Set down every line of the spatial layout entries below verbatim, leaving out the pictures.

(Spatial layout entries)
- - - - -

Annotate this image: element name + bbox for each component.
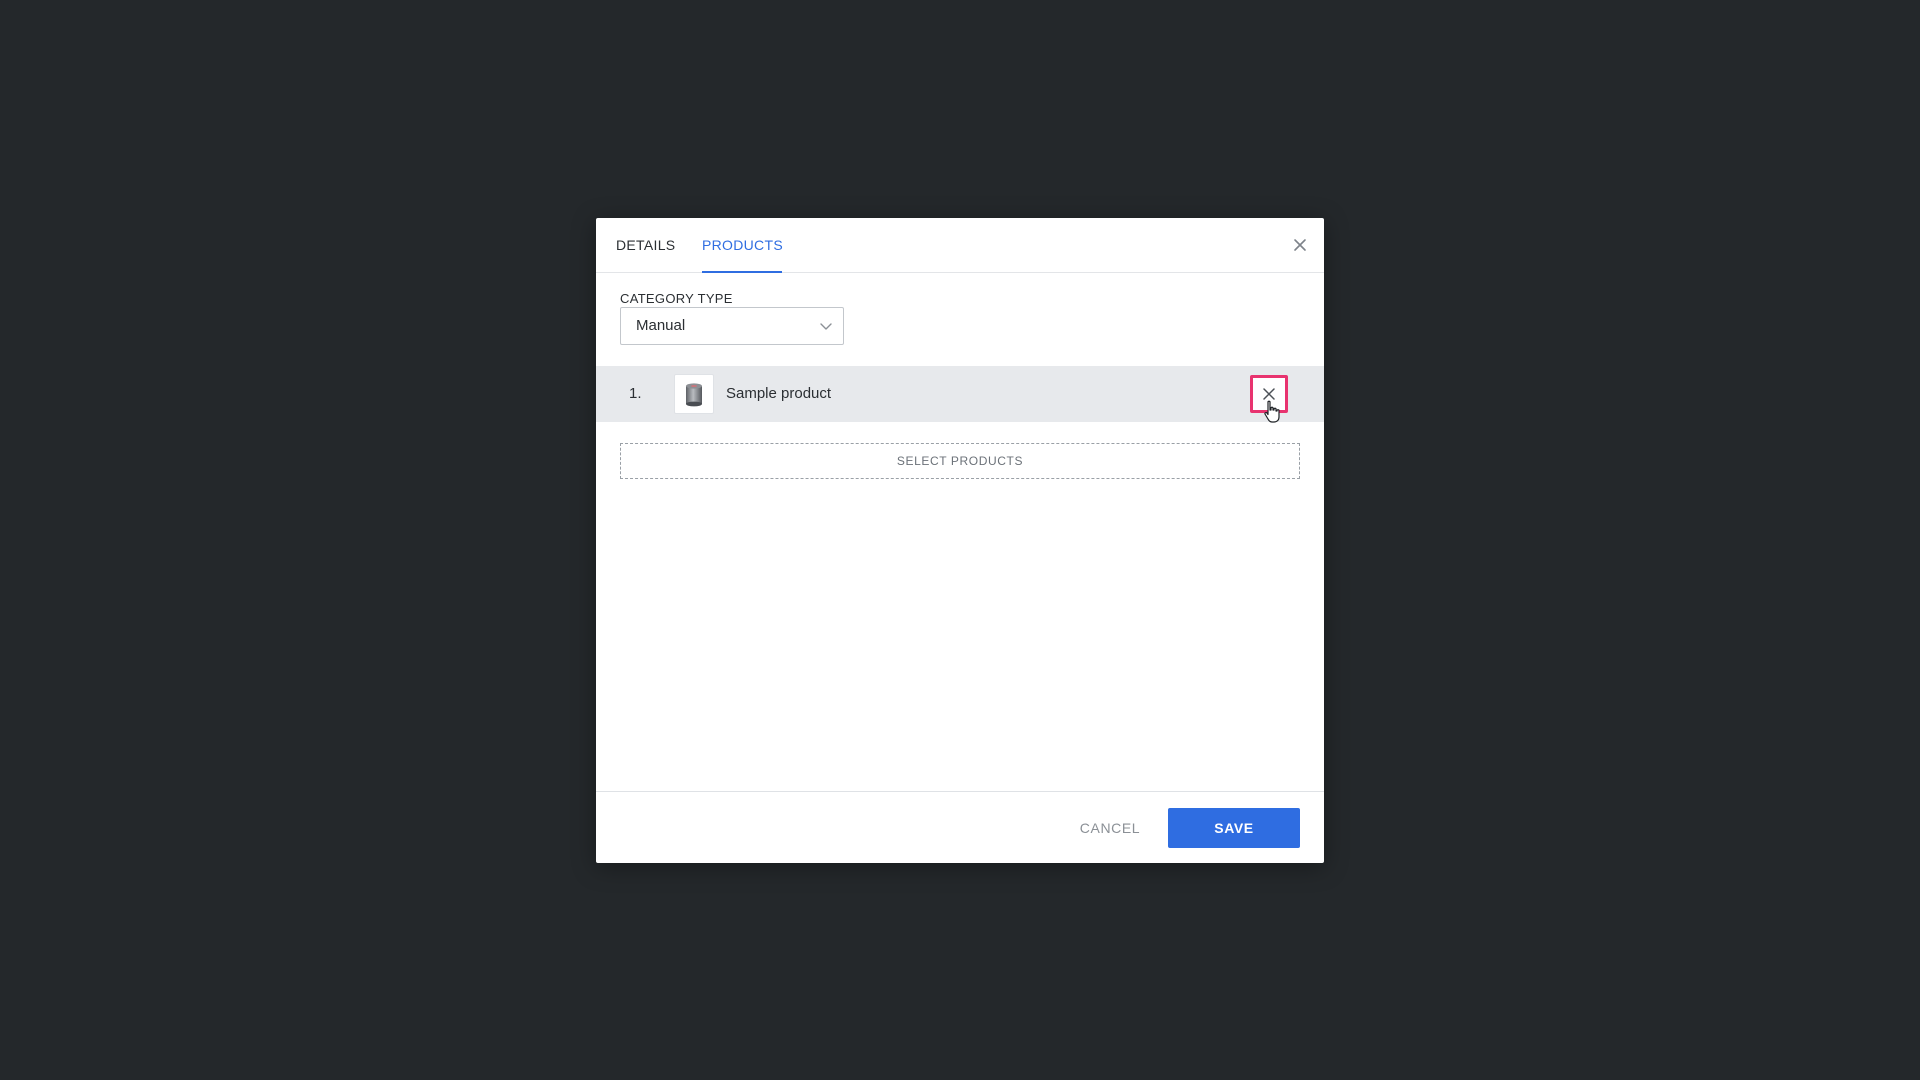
category-dialog: DETAILS PRODUCTS CATEGORY TYPE Manual 1. xyxy=(596,218,1324,863)
tab-details[interactable]: DETAILS xyxy=(616,218,676,272)
close-icon xyxy=(1263,388,1275,400)
product-thumbnail xyxy=(674,374,714,414)
remove-product-button[interactable] xyxy=(1250,375,1288,413)
category-type-label: CATEGORY TYPE xyxy=(620,291,733,306)
dialog-footer: CANCEL SAVE xyxy=(596,791,1324,864)
product-index: 1. xyxy=(629,385,642,402)
chevron-down-icon xyxy=(819,320,833,332)
product-row: 1. Sample product xyxy=(596,366,1324,422)
tab-products[interactable]: PRODUCTS xyxy=(702,218,783,273)
category-type-value: Manual xyxy=(636,317,686,334)
product-name: Sample product xyxy=(726,385,832,402)
save-button[interactable]: SAVE xyxy=(1168,808,1300,848)
tab-bar: DETAILS PRODUCTS xyxy=(596,218,1324,273)
category-type-select[interactable]: Manual xyxy=(620,307,844,345)
cancel-button[interactable]: CANCEL xyxy=(1072,808,1148,848)
select-products-button[interactable]: SELECT PRODUCTS xyxy=(620,443,1300,479)
close-icon[interactable] xyxy=(1290,235,1310,255)
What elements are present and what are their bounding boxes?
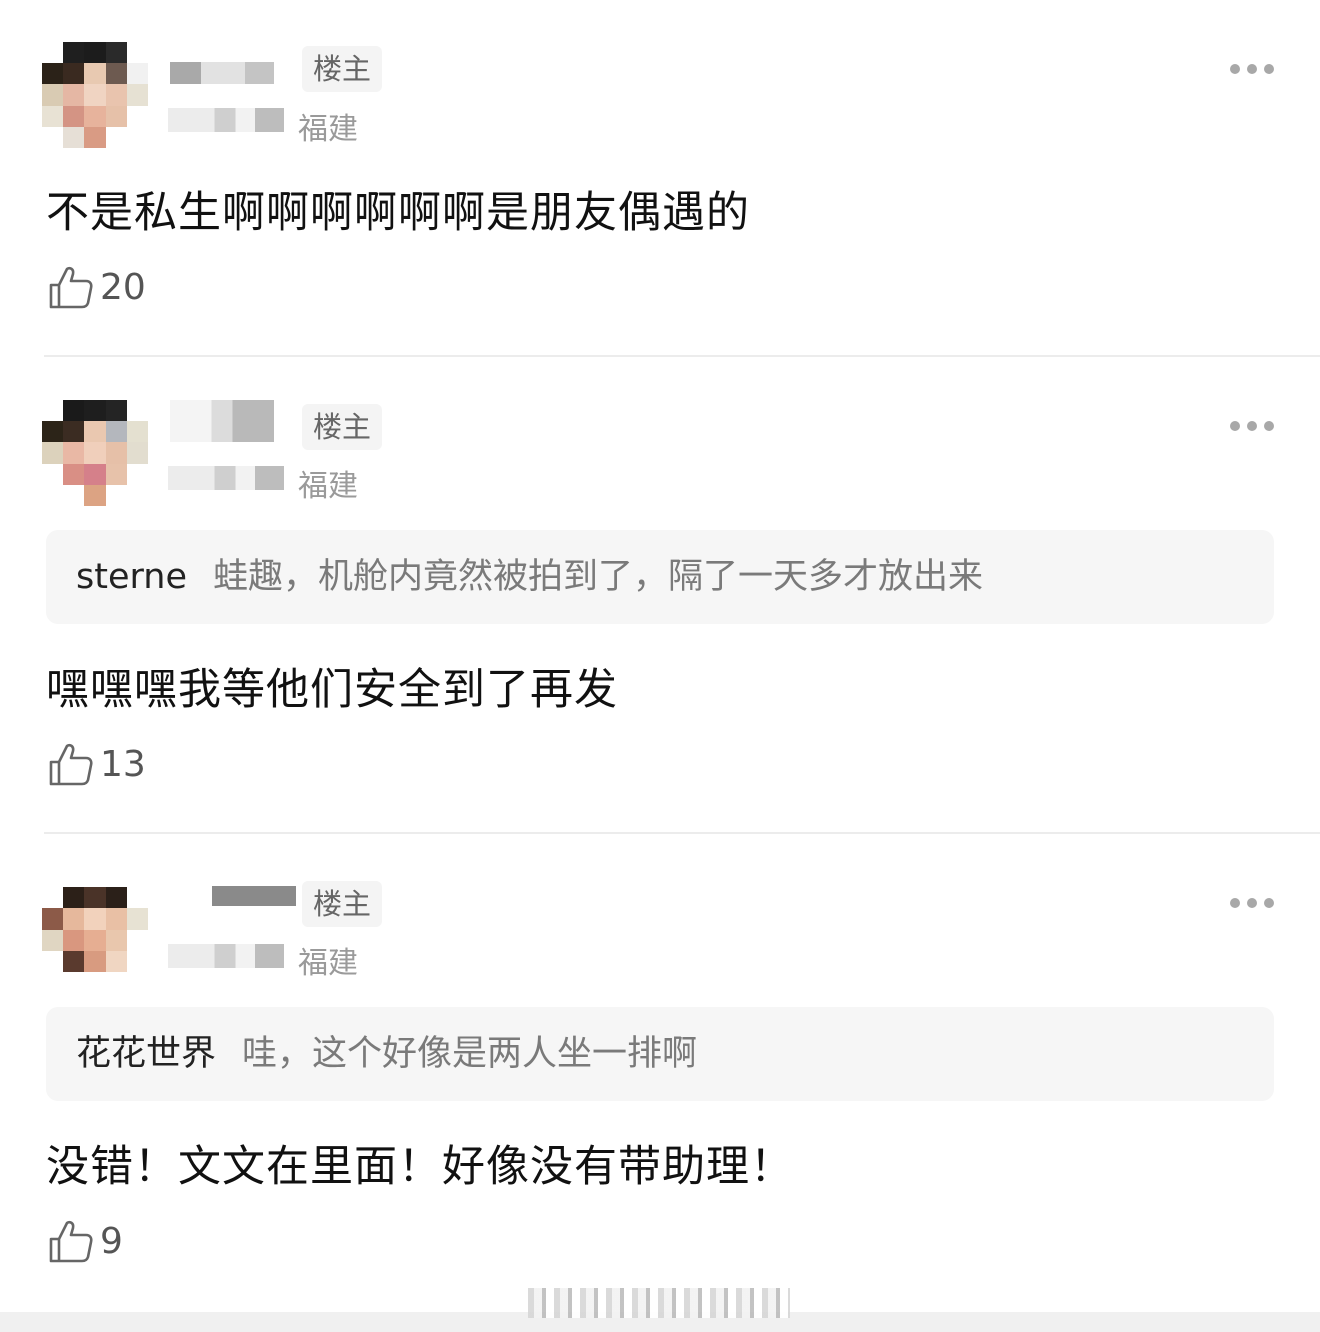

- - - - -

◆ RESULT FOR THIS TASK
Annotate this image: element name + bbox for each component.
category-dialog: DETAILS PRODUCTS CATEGORY TYPE Manual 1. xyxy=(596,218,1324,863)
tab-details[interactable]: DETAILS xyxy=(616,218,676,272)
close-icon xyxy=(1263,388,1275,400)
product-thumbnail xyxy=(674,374,714,414)
remove-product-button[interactable] xyxy=(1250,375,1288,413)
category-type-label: CATEGORY TYPE xyxy=(620,291,733,306)
dialog-footer: CANCEL SAVE xyxy=(596,791,1324,864)
product-index: 1. xyxy=(629,385,642,402)
chevron-down-icon xyxy=(819,320,833,332)
product-row: 1. Sample product xyxy=(596,366,1324,422)
tab-products[interactable]: PRODUCTS xyxy=(702,218,783,273)
category-type-value: Manual xyxy=(636,317,686,334)
product-name: Sample product xyxy=(726,385,832,402)
save-button[interactable]: SAVE xyxy=(1168,808,1300,848)
tab-bar: DETAILS PRODUCTS xyxy=(596,218,1324,273)
category-type-select[interactable]: Manual xyxy=(620,307,844,345)
cancel-button[interactable]: CANCEL xyxy=(1072,808,1148,848)
select-products-button[interactable]: SELECT PRODUCTS xyxy=(620,443,1300,479)
close-icon[interactable] xyxy=(1290,235,1310,255)
What elements are present and what are their bounding boxes?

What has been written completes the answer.